● Exercise prompt
Scan the entries below and count the lines holding the string "ошибку". Supply only the number.

● Records for the task
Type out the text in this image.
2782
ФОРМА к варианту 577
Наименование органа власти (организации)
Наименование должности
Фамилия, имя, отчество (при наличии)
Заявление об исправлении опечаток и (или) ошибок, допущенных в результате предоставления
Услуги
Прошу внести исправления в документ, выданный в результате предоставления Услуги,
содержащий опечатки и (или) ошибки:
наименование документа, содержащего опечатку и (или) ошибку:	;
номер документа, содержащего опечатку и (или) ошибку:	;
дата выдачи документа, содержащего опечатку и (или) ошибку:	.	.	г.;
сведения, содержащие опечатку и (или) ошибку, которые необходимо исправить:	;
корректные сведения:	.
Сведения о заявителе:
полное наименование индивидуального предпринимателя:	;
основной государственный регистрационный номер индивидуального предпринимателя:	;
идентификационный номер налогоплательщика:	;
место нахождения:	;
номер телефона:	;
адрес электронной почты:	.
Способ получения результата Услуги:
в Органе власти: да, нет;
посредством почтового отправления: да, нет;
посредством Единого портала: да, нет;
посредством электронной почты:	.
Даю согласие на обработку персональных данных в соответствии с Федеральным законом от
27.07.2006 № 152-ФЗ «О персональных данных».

● Problem solution
4